=== SUPPLIED MATERIAL ===

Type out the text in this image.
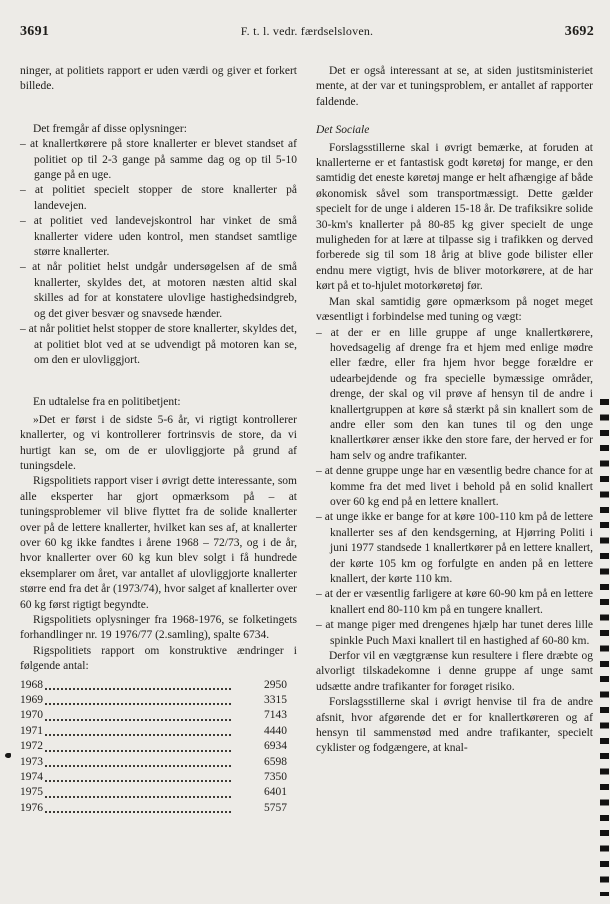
3691	F. t. l. vedr. færdselsloven.	3692

ninger, at politiets rapport er uden værdi og giver et forkert billede.

Det fremgår af disse oplysninger:

– at knallertkørere på store knallerter er blevet standset af politiet op til 2-3 gange på samme dag og op til 5-10 gange på en uge.

– at politiet specielt stopper de store knallerter på landevejen.

– at politiet ved landevejskontrol har vinket de små knallerter videre uden kontrol, men standset samtlige større knallerter.

– at når politiet helst undgår undersøgelsen af de små knallerter, skyldes det, at motoren næsten altid skal skilles ad for at konstatere ulovlige hastighedsindgreb, og det giver besvær og snavsede hænder.

– at når politiet helst stopper de store knallerter, skyldes det, at politiet blot ved at se udvendigt på motoren kan se, om den er ulovliggjort.

En udtalelse fra en politibetjent:

»Det er først i de sidste 5-6 år, vi rigtigt kontrollerer knallerter, og vi kontrollerer fortrinsvis de store, da vi hurtigt kan se, om de er ulovliggjorte på grund af tuningsdele.

Rigspolitiets rapport viser i øvrigt dette interessante, som alle eksperter har gjort opmærksom på – at tuningsproblemer vil blive flyttet fra de solide knallerter over på de lettere knallerter, hvilket kan ses af, at knallerter over 60 kg ikke fandtes i årene 1968 – 72/73, og i de år, hvor knallerter over 60 kg kun blev solgt i få hundrede eksemplarer om året, var antallet af ulovliggjorte knallerter større end fra det år (1973/74), hvor salget af knallerter over 60 kg først rigtigt begyndte.

Rigspolitiets oplysninger fra 1968-1976, se folketingets forhandlinger nr. 19 1976/77 (2.samling), spalte 6734.

Rigspolitiets rapport om konstruktive ændringer i følgende antal:

1968	2950
1969	3315
1970	7143
1971	4440
1972	6934
1973	6598
1974	7350
1975	6401
1976	5757

Det er også interessant at se, at siden justitsministeriet mente, at der var et tuningsproblem, er antallet af rapporter faldende.

Det Sociale

Forslagsstillerne skal i øvrigt bemærke, at foruden at knallerterne er et fantastisk godt køretøj for mange, er den samtidig det eneste køretøj mange er helt afhængige af både økonomisk såvel som transportmæssigt. Dette gælder specielt for de unge i alderen 15-18 år. De trafiksikre solide 30-km's knallerter på 80-85 kg giver specielt de unge muligheden for at lære at tilpasse sig i trafikken og derved forberede sig til som 18 årig at blive gode bilister eller endnu mere vigtigt, hvis de bliver motorkørere, at de har kørt på et to-hjulet motorkøretøj før.

Man skal samtidig gøre opmærksom på noget meget væsentligt i forbindelse med tuning og vægt:

– at der er en lille gruppe af unge knallertkørere, hovedsagelig af drenge fra et hjem med enlige mødre eller fædre, eller fra hjem hvor begge forældre er udearbejdende og fra specielle bymæssige områder, drenge, der skal og vil prøve af hensyn til de andre i knallertgruppen at køre så stærkt på sin knallert som de andre eller som den kan tunes til og den unge knallertkører ænser ikke den store fare, der herved er for ham selv og andre trafikanter.

– at denne gruppe unge har en væsentlig bedre chance for at komme fra det med livet i behold på en solid knallert over 60 kg end på en lettere knallert.

– at unge ikke er bange for at køre 100-110 km på de lettere knallerter ses af den kendsgerning, at Hjørring Politi i juni 1977 standsede 1 knallertkører på en lettere knallert, der kørte 105 km og forfulgte en anden på en lettere knallert, der kørte 110 km.

– at der er væsentlig farligere at køre 60-90 km på en lettere knallert end 80-110 km på en tungere knallert.

– at mange piger med drengenes hjælp har tunet deres lille spinkle Puch Maxi knallert til en hastighed af 60-80 km.

Derfor vil en vægtgrænse kun resultere i flere dræbte og alvorligt tilskadekomne i denne gruppe af unge samt udsætte andre trafikanter for forøget risiko.

Forslagsstillerne skal i øvrigt henvise til fra de andre afsnit, hvor afgørende det er for knallertkøreren og af hensyn til sammenstød med andre trafikanter, specielt cyklister og fodgængere, at knal-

===

> _WHAT YOU SHOULD DO_
Whichever lines of the records above hold the word "over" should all be copied out.

> _REPLY_
Rigspolitiets rapport viser i øvrigt dette interessante, som alle eksperter har gjort opmærksom på – at tuningsproblemer vil blive flyttet fra de solide knallerter over på de lettere knallerter, hvilket kan ses af, at knallerter over 60 kg ikke fandtes i årene 1968 – 72/73, og i de år, hvor knallerter over 60 kg kun blev solgt i få hundrede eksemplarer om året, var antallet af ulovliggjorte knallerter større end fra det år (1973/74), hvor salget af knallerter over 60 kg først rigtigt begyndte.
– at denne gruppe unge har en væsentlig bedre chance for at komme fra det med livet i behold på en solid knallert over 60 kg end på en lettere knallert.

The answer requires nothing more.